Exercise task >>
Go through the entries below and retype them exactly, omitting each picture.

(Collected data)
--- BEGIN ---

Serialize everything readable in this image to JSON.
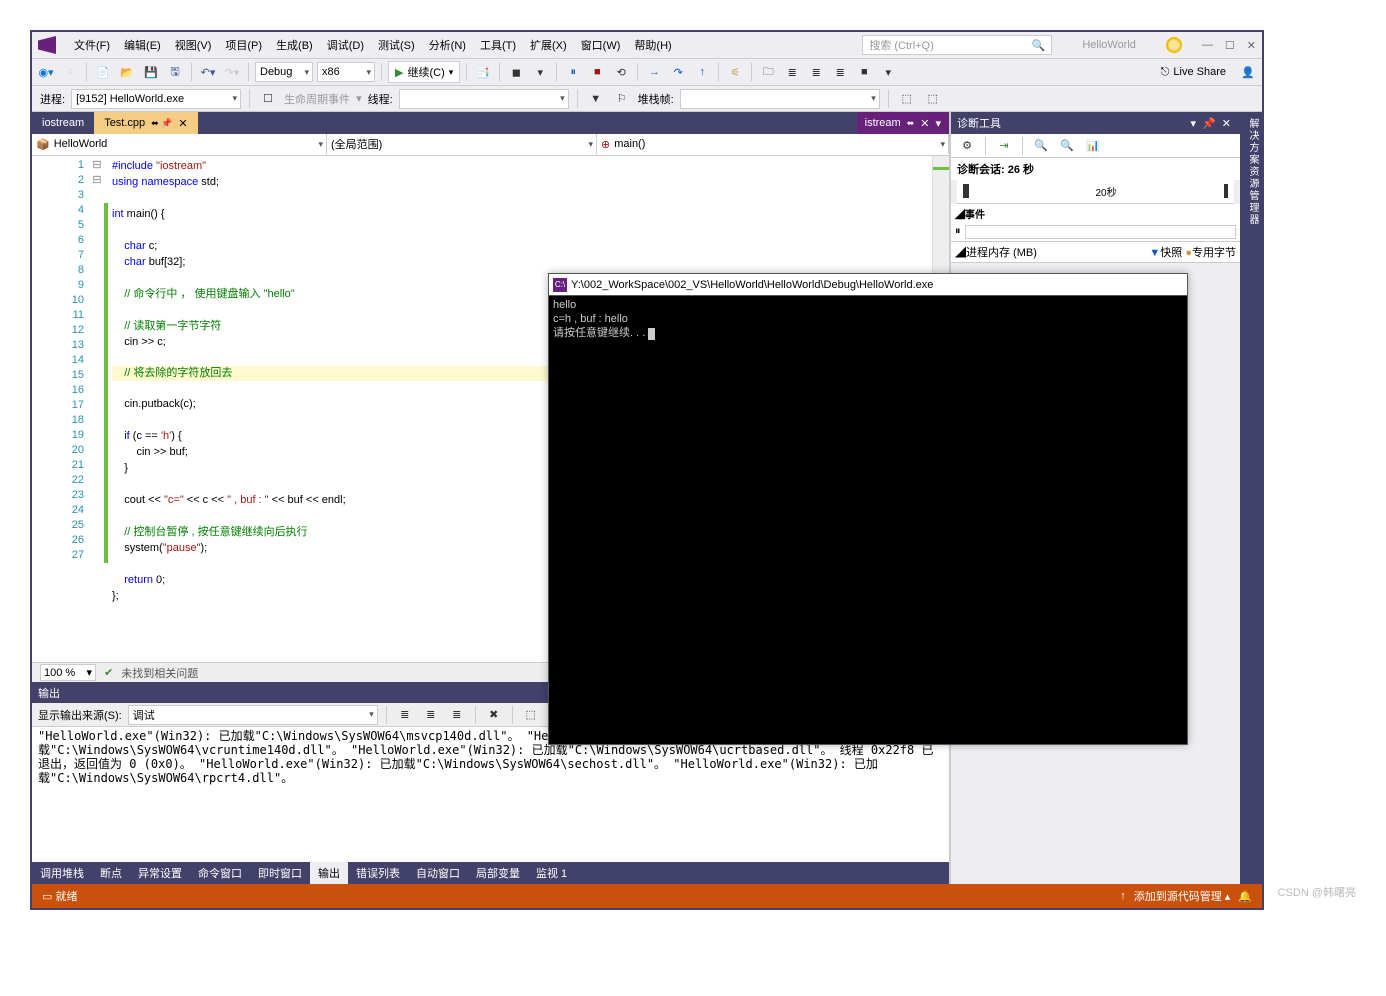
{
  "window": {
    "solution": "HelloWorld"
  },
  "search": {
    "placeholder": "搜索 (Ctrl+Q)"
  },
  "menu": [
    "文件(F)",
    "编辑(E)",
    "视图(V)",
    "项目(P)",
    "生成(B)",
    "调试(D)",
    "测试(S)",
    "分析(N)",
    "工具(T)",
    "扩展(X)",
    "窗口(W)",
    "帮助(H)"
  ],
  "toolbar": {
    "config": "Debug",
    "platform": "x86",
    "continue": "继续(C)",
    "live_share": "Live Share"
  },
  "toolbar2": {
    "process_label": "进程:",
    "process": "[9152] HelloWorld.exe",
    "lifecycle": "生命周期事件",
    "thread_label": "线程:",
    "stack_label": "堆栈帧:"
  },
  "tabs": {
    "inactive": "iostream",
    "active": "Test.cpp",
    "right": "istream"
  },
  "nav": {
    "scope": "HelloWorld",
    "scope2": "(全局范围)",
    "func": "main()"
  },
  "code": {
    "lines": [
      {
        "n": 1,
        "html": "<span class='kw'>#include</span> <span class='str'>\"iostream\"</span>"
      },
      {
        "n": 2,
        "html": "<span class='kw'>using</span> <span class='kw'>namespace</span> std;"
      },
      {
        "n": 3,
        "html": ""
      },
      {
        "n": 4,
        "fold": "⊟",
        "html": "<span class='kw'>int</span> main() {",
        "g": true
      },
      {
        "n": 5,
        "html": "",
        "g": true
      },
      {
        "n": 6,
        "html": "    <span class='kw'>char</span> c;",
        "g": true
      },
      {
        "n": 7,
        "html": "    <span class='kw'>char</span> buf[32];",
        "g": true
      },
      {
        "n": 8,
        "html": "",
        "g": true
      },
      {
        "n": 9,
        "html": "    <span class='cmt'>// 命令行中 ， 使用键盘输入 \"hello\"</span>",
        "g": true
      },
      {
        "n": 10,
        "html": "",
        "g": true
      },
      {
        "n": 11,
        "html": "    <span class='cmt'>// 读取第一字节字符</span>",
        "g": true
      },
      {
        "n": 12,
        "html": "    cin >> c;",
        "g": true
      },
      {
        "n": 13,
        "html": "",
        "g": true
      },
      {
        "n": 14,
        "html": "    <span class='cmt'>// 将去除的字符放回去</span>",
        "g": true,
        "hl": true
      },
      {
        "n": 15,
        "html": "    cin.putback(c);",
        "g": true
      },
      {
        "n": 16,
        "html": "",
        "g": true
      },
      {
        "n": 17,
        "fold": "⊟",
        "html": "    <span class='kw'>if</span> (c == <span class='str'>'h'</span>) {",
        "g": true
      },
      {
        "n": 18,
        "html": "        cin >> buf;",
        "g": true
      },
      {
        "n": 19,
        "html": "    }",
        "g": true
      },
      {
        "n": 20,
        "html": "",
        "g": true
      },
      {
        "n": 21,
        "html": "    cout &lt;&lt; <span class='str'>\"c=\"</span> &lt;&lt; c &lt;&lt; <span class='str'>\" , buf : \"</span> &lt;&lt; buf &lt;&lt; endl;",
        "g": true
      },
      {
        "n": 22,
        "html": "",
        "g": true
      },
      {
        "n": 23,
        "html": "    <span class='cmt'>// 控制台暂停 , 按任意键继续向后执行</span>",
        "g": true
      },
      {
        "n": 24,
        "html": "    system(<span class='str'>\"pause\"</span>);",
        "g": true
      },
      {
        "n": 25,
        "html": "",
        "g": true
      },
      {
        "n": 26,
        "html": "    <span class='kw'>return</span> 0;",
        "g": true
      },
      {
        "n": 27,
        "html": "};",
        "g": true
      }
    ],
    "zoom": "100 %",
    "no_issues": "未找到相关问题"
  },
  "output": {
    "title": "输出",
    "source_label": "显示输出来源(S):",
    "source": "调试",
    "lines": [
      "\"HelloWorld.exe\"(Win32): 已加载\"C:\\Windows\\SysWOW64\\msvcp140d.dll\"。",
      "\"HelloWorld.exe\"(Win32): 已加载\"C:\\Windows\\SysWOW64\\vcruntime140d.dll\"。",
      "\"HelloWorld.exe\"(Win32): 已加载\"C:\\Windows\\SysWOW64\\ucrtbased.dll\"。",
      "线程 0x22f8 已退出，返回值为 0 (0x0)。",
      "\"HelloWorld.exe\"(Win32): 已加载\"C:\\Windows\\SysWOW64\\sechost.dll\"。",
      "\"HelloWorld.exe\"(Win32): 已加载\"C:\\Windows\\SysWOW64\\rpcrt4.dll\"。"
    ]
  },
  "bottom_tabs": [
    "调用堆栈",
    "断点",
    "异常设置",
    "命令窗口",
    "即时窗口",
    "输出",
    "错误列表",
    "自动窗口",
    "局部变量",
    "监视 1"
  ],
  "bottom_active": 5,
  "diag": {
    "title": "诊断工具",
    "session": "诊断会话: 26 秒",
    "time_label": "20秒",
    "events": "◢事件",
    "mem": "◢进程内存 (MB)",
    "snapshot": "快照",
    "private": "专用字节"
  },
  "right_dock": "解决方案资源管理器",
  "status": {
    "ready": "就绪",
    "scm": "添加到源代码管理"
  },
  "console": {
    "title": "Y:\\002_WorkSpace\\002_VS\\HelloWorld\\HelloWorld\\Debug\\HelloWorld.exe",
    "lines": [
      "hello",
      "c=h , buf : hello",
      "请按任意键继续. . . "
    ]
  },
  "watermark": "CSDN @韩曙亮"
}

--- END ---

Finished task >>
Serialize everything readable in this image to JSON.
{
  "window": {
    "solution": "HelloWorld"
  },
  "search": {
    "placeholder": "搜索 (Ctrl+Q)"
  },
  "menu": [
    "文件(F)",
    "编辑(E)",
    "视图(V)",
    "项目(P)",
    "生成(B)",
    "调试(D)",
    "测试(S)",
    "分析(N)",
    "工具(T)",
    "扩展(X)",
    "窗口(W)",
    "帮助(H)"
  ],
  "toolbar": {
    "config": "Debug",
    "platform": "x86",
    "continue": "继续(C)",
    "live_share": "Live Share"
  },
  "toolbar2": {
    "process_label": "进程:",
    "process": "[9152] HelloWorld.exe",
    "lifecycle": "生命周期事件",
    "thread_label": "线程:",
    "stack_label": "堆栈帧:"
  },
  "tabs": {
    "inactive": "iostream",
    "active": "Test.cpp",
    "right": "istream"
  },
  "nav": {
    "scope": "HelloWorld",
    "scope2": "(全局范围)",
    "func": "main()"
  },
  "code": {
    "lines": [
      {
        "n": 1,
        "html": "<span class='kw'>#include</span> <span class='str'>\"iostream\"</span>"
      },
      {
        "n": 2,
        "html": "<span class='kw'>using</span> <span class='kw'>namespace</span> std;"
      },
      {
        "n": 3,
        "html": ""
      },
      {
        "n": 4,
        "fold": "⊟",
        "html": "<span class='kw'>int</span> main() {",
        "g": true
      },
      {
        "n": 5,
        "html": "",
        "g": true
      },
      {
        "n": 6,
        "html": "    <span class='kw'>char</span> c;",
        "g": true
      },
      {
        "n": 7,
        "html": "    <span class='kw'>char</span> buf[32];",
        "g": true
      },
      {
        "n": 8,
        "html": "",
        "g": true
      },
      {
        "n": 9,
        "html": "    <span class='cmt'>// 命令行中 ， 使用键盘输入 \"hello\"</span>",
        "g": true
      },
      {
        "n": 10,
        "html": "",
        "g": true
      },
      {
        "n": 11,
        "html": "    <span class='cmt'>// 读取第一字节字符</span>",
        "g": true
      },
      {
        "n": 12,
        "html": "    cin >> c;",
        "g": true
      },
      {
        "n": 13,
        "html": "",
        "g": true
      },
      {
        "n": 14,
        "html": "    <span class='cmt'>// 将去除的字符放回去</span>",
        "g": true,
        "hl": true
      },
      {
        "n": 15,
        "html": "    cin.putback(c);",
        "g": true
      },
      {
        "n": 16,
        "html": "",
        "g": true
      },
      {
        "n": 17,
        "fold": "⊟",
        "html": "    <span class='kw'>if</span> (c == <span class='str'>'h'</span>) {",
        "g": true
      },
      {
        "n": 18,
        "html": "        cin >> buf;",
        "g": true
      },
      {
        "n": 19,
        "html": "    }",
        "g": true
      },
      {
        "n": 20,
        "html": "",
        "g": true
      },
      {
        "n": 21,
        "html": "    cout &lt;&lt; <span class='str'>\"c=\"</span> &lt;&lt; c &lt;&lt; <span class='str'>\" , buf : \"</span> &lt;&lt; buf &lt;&lt; endl;",
        "g": true
      },
      {
        "n": 22,
        "html": "",
        "g": true
      },
      {
        "n": 23,
        "html": "    <span class='cmt'>// 控制台暂停 , 按任意键继续向后执行</span>",
        "g": true
      },
      {
        "n": 24,
        "html": "    system(<span class='str'>\"pause\"</span>);",
        "g": true
      },
      {
        "n": 25,
        "html": "",
        "g": true
      },
      {
        "n": 26,
        "html": "    <span class='kw'>return</span> 0;",
        "g": true
      },
      {
        "n": 27,
        "html": "};",
        "g": true
      }
    ],
    "zoom": "100 %",
    "no_issues": "未找到相关问题"
  },
  "output": {
    "title": "输出",
    "source_label": "显示输出来源(S):",
    "source": "调试",
    "lines": [
      "\"HelloWorld.exe\"(Win32): 已加载\"C:\\Windows\\SysWOW64\\msvcp140d.dll\"。",
      "\"HelloWorld.exe\"(Win32): 已加载\"C:\\Windows\\SysWOW64\\vcruntime140d.dll\"。",
      "\"HelloWorld.exe\"(Win32): 已加载\"C:\\Windows\\SysWOW64\\ucrtbased.dll\"。",
      "线程 0x22f8 已退出，返回值为 0 (0x0)。",
      "\"HelloWorld.exe\"(Win32): 已加载\"C:\\Windows\\SysWOW64\\sechost.dll\"。",
      "\"HelloWorld.exe\"(Win32): 已加载\"C:\\Windows\\SysWOW64\\rpcrt4.dll\"。"
    ]
  },
  "bottom_tabs": [
    "调用堆栈",
    "断点",
    "异常设置",
    "命令窗口",
    "即时窗口",
    "输出",
    "错误列表",
    "自动窗口",
    "局部变量",
    "监视 1"
  ],
  "bottom_active": 5,
  "diag": {
    "title": "诊断工具",
    "session": "诊断会话: 26 秒",
    "time_label": "20秒",
    "events": "◢事件",
    "mem": "◢进程内存 (MB)",
    "snapshot": "快照",
    "private": "专用字节"
  },
  "right_dock": "解决方案资源管理器",
  "status": {
    "ready": "就绪",
    "scm": "添加到源代码管理"
  },
  "console": {
    "title": "Y:\\002_WorkSpace\\002_VS\\HelloWorld\\HelloWorld\\Debug\\HelloWorld.exe",
    "lines": [
      "hello",
      "c=h , buf : hello",
      "请按任意键继续. . . "
    ]
  },
  "watermark": "CSDN @韩曙亮"
}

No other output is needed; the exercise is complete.